Copy out word for word the lines from the line with "section-heading-line-2: ТАМАДДУНЛАР ТЎҚНАШУВИ..." to the line with "page-number: 19 <box>459 1268 475 1283</box>", both included.

**Records provided:**
* * * *
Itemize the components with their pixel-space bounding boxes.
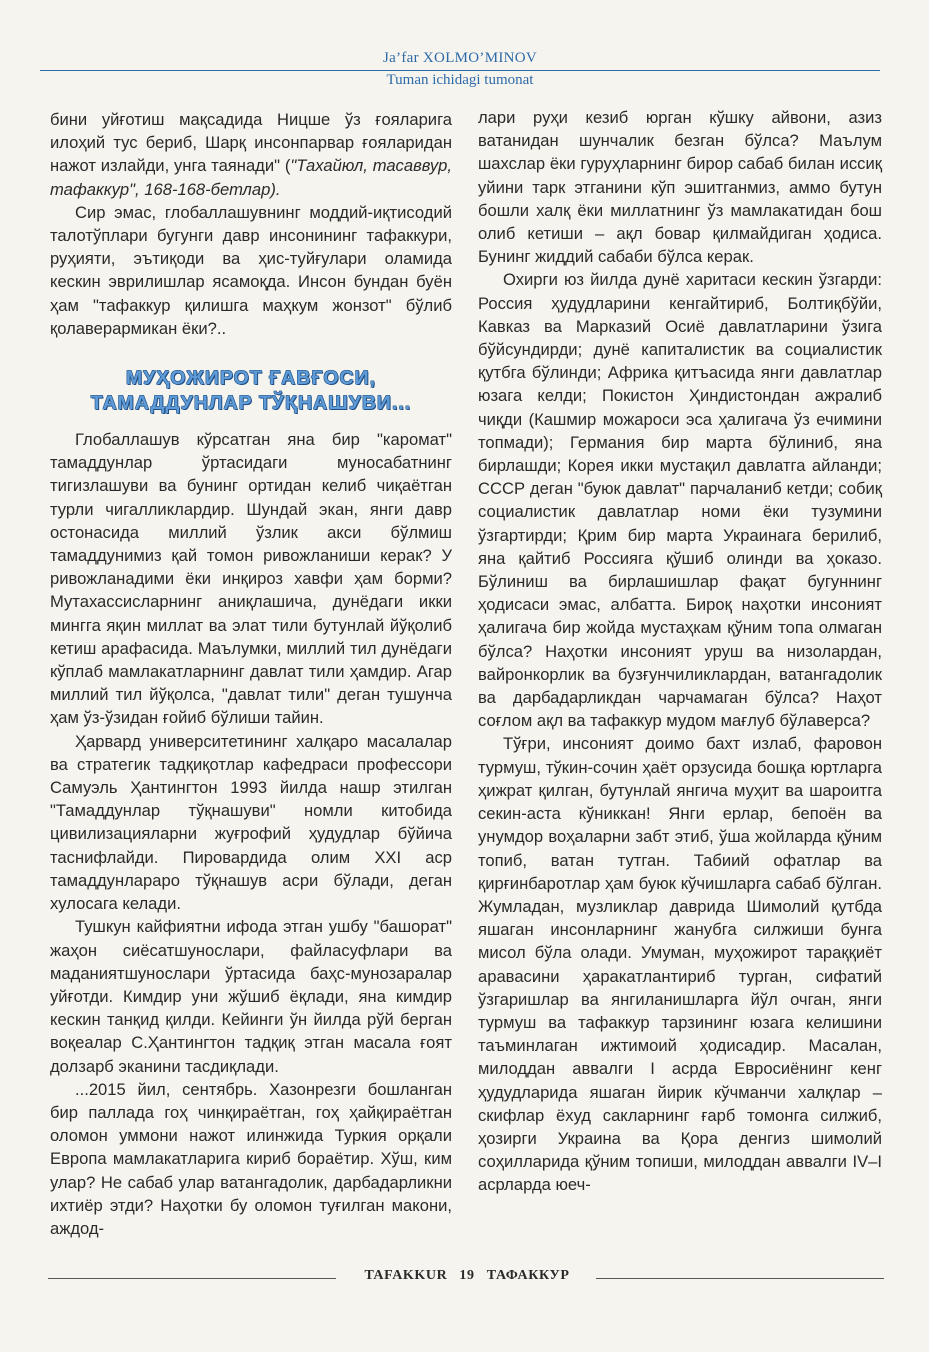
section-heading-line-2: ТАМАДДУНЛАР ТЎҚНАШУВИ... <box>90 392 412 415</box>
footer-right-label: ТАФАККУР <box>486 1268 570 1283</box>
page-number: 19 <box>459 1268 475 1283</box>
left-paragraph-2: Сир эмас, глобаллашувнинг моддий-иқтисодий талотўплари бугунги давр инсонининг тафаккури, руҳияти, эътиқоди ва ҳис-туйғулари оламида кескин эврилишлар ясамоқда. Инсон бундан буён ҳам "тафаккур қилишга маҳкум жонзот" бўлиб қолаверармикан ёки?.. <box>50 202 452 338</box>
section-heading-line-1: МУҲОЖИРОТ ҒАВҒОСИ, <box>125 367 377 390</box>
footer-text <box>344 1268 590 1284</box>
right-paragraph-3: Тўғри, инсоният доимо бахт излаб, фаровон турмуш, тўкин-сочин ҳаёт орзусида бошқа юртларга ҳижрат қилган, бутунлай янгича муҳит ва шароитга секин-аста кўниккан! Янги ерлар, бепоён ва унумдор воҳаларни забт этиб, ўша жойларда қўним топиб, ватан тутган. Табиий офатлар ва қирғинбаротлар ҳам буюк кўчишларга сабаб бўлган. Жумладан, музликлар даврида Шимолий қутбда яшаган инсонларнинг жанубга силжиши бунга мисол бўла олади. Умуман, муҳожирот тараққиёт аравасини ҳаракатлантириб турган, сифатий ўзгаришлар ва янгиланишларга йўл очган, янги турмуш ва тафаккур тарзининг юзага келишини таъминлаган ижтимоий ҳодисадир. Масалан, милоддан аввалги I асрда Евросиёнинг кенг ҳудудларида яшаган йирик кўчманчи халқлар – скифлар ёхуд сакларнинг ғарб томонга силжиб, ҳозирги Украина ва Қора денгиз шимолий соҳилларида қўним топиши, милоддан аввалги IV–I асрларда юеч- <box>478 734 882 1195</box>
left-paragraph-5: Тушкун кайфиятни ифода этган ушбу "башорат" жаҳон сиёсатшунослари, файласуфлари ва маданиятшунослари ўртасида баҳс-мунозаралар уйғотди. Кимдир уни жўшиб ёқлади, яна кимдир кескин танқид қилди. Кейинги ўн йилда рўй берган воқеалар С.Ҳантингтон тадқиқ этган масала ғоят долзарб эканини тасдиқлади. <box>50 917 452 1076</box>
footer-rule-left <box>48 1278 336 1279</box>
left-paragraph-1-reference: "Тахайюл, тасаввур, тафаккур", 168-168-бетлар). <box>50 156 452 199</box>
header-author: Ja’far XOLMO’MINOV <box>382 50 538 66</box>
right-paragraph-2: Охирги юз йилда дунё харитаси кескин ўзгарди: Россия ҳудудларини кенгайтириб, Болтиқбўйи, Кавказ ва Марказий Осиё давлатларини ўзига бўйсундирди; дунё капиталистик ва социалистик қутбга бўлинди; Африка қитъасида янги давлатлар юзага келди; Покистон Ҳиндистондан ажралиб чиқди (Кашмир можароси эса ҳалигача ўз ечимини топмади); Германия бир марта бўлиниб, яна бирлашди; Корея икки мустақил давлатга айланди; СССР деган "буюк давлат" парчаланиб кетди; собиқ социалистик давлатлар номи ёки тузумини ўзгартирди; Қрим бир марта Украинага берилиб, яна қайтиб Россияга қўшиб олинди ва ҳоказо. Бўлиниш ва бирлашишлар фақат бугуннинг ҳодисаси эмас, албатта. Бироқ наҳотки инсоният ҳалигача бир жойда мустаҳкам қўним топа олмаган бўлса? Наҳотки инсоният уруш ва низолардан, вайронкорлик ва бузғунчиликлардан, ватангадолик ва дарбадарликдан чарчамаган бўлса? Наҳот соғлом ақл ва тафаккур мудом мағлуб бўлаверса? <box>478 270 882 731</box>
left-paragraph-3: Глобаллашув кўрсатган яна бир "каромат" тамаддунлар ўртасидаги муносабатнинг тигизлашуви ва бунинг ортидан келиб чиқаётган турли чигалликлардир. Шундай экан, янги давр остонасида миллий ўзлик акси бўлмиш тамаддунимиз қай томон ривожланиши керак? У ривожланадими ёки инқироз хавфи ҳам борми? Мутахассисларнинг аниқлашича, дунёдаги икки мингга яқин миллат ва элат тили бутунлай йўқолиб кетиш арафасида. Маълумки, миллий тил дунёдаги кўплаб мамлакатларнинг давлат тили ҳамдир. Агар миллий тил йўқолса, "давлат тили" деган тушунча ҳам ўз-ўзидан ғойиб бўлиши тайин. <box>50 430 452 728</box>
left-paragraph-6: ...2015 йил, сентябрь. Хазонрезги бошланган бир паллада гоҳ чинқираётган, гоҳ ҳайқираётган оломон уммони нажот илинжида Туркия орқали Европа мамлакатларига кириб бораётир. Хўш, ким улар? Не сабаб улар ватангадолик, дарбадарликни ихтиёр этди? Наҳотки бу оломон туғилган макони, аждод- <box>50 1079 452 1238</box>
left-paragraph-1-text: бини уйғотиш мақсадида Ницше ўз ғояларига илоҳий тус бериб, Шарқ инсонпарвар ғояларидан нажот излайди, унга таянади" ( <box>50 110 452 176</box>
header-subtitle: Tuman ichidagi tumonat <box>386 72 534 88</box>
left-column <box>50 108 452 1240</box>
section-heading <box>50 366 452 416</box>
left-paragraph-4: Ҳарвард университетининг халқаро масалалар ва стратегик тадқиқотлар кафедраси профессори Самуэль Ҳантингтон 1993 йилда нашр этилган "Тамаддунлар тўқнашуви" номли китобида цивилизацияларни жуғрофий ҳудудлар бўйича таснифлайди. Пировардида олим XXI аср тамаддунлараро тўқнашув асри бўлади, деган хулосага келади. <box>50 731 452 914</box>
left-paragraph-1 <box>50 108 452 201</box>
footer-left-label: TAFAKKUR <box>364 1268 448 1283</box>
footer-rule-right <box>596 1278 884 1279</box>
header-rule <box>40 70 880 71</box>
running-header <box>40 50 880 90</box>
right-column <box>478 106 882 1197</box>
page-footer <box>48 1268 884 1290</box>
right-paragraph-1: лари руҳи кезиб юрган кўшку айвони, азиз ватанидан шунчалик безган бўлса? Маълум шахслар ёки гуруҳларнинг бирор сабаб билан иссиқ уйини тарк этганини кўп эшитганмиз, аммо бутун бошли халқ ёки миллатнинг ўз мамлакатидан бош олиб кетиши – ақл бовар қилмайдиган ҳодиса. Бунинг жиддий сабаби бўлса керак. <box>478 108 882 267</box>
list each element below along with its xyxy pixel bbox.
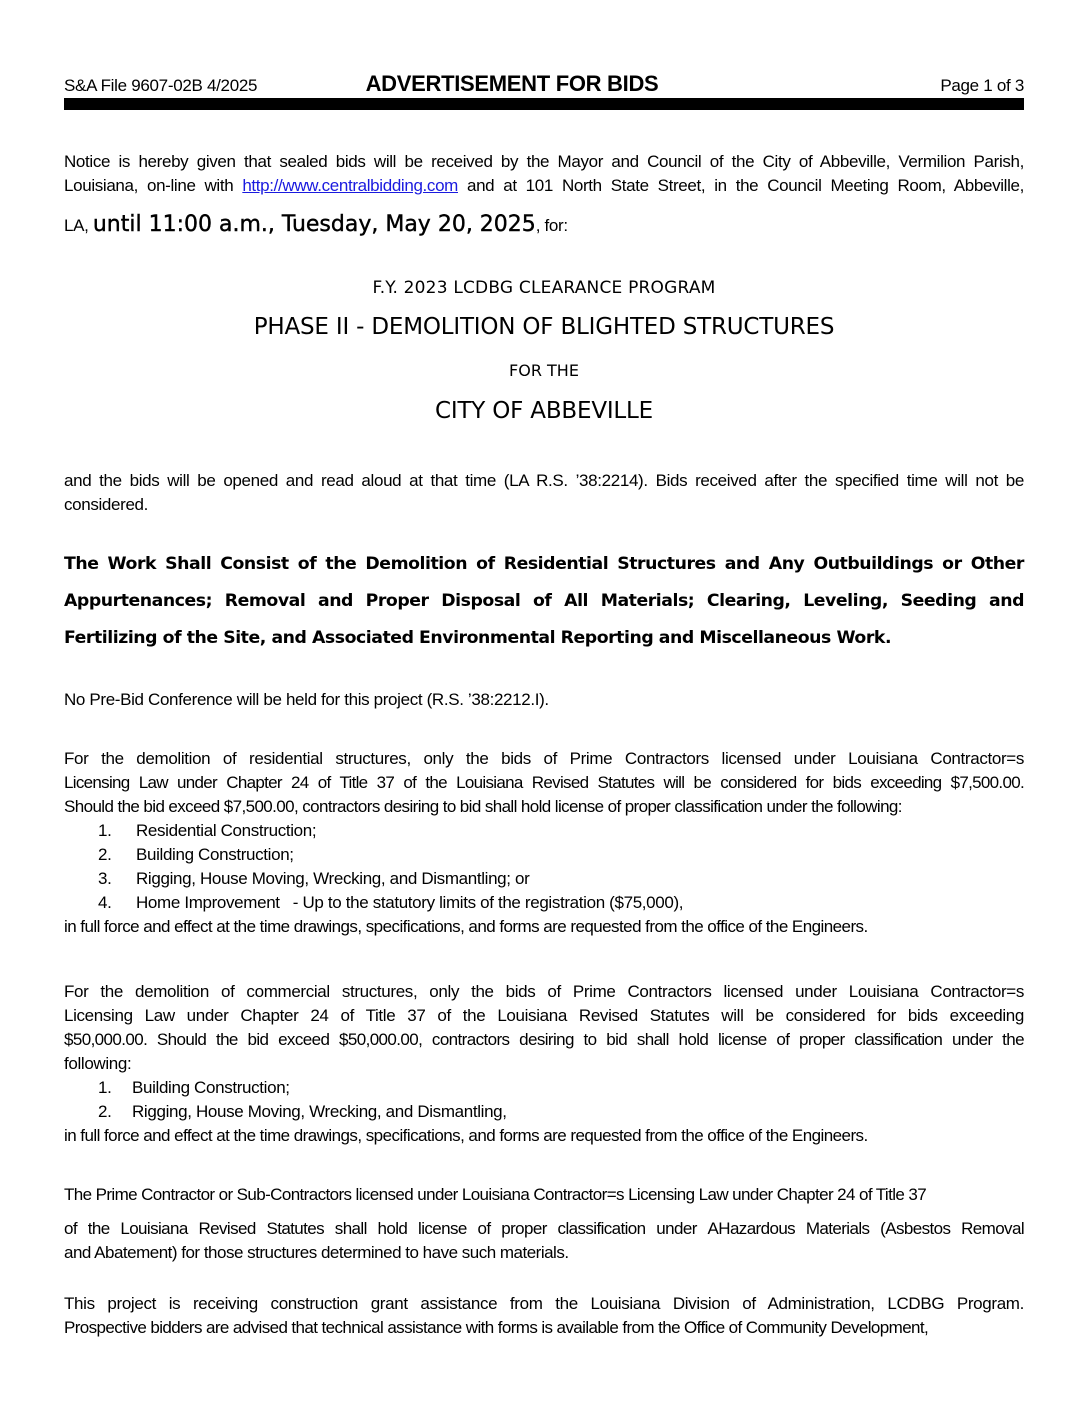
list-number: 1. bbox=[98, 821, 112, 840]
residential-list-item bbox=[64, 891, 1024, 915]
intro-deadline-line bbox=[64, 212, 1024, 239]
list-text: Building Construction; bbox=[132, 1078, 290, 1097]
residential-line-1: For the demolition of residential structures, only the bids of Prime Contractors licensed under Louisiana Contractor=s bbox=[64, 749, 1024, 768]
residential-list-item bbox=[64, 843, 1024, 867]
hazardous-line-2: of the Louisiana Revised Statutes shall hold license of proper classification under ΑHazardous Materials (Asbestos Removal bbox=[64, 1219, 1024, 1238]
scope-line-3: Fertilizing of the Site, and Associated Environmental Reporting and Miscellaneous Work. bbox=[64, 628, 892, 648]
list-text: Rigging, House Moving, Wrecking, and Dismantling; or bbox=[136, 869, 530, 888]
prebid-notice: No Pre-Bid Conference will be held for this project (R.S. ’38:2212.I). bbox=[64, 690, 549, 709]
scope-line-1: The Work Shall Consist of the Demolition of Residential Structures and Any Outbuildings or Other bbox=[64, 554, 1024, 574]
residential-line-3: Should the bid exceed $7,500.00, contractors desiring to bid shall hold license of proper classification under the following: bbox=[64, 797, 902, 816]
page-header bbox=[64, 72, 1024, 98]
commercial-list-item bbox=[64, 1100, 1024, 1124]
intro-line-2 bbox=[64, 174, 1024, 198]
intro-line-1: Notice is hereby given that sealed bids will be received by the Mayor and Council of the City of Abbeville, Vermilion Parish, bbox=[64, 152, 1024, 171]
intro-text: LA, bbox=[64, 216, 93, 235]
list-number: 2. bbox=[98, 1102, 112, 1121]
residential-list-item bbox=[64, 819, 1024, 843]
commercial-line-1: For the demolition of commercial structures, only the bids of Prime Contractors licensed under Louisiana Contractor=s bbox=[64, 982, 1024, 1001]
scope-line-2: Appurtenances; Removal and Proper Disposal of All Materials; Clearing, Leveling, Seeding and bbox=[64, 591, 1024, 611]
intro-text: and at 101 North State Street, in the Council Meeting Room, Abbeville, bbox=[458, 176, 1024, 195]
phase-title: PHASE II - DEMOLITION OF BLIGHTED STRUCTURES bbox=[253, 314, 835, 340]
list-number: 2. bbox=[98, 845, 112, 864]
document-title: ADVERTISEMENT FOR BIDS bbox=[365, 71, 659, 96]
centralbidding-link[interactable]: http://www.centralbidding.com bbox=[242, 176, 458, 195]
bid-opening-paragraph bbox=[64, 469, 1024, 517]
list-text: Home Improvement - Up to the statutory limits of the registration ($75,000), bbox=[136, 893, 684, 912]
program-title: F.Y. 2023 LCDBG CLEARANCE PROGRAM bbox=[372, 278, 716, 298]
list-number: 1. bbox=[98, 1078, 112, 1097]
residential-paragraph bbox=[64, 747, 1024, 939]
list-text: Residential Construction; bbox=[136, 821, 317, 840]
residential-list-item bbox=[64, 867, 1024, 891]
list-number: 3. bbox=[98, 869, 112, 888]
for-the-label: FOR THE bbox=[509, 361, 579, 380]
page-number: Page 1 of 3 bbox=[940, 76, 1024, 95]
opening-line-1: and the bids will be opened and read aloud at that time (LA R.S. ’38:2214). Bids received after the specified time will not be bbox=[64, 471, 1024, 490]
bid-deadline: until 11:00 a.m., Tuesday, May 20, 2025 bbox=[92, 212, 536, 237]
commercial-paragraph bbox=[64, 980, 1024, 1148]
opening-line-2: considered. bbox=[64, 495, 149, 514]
* * * *
**Completed task:**
section-heading-line-2: ТАМАДДУНЛАР ТЎҚНАШУВИ... <box>90 392 412 415</box>
footer-right-label: ТАФАККУР <box>486 1268 570 1283</box>
page-number: 19 <box>459 1268 475 1283</box>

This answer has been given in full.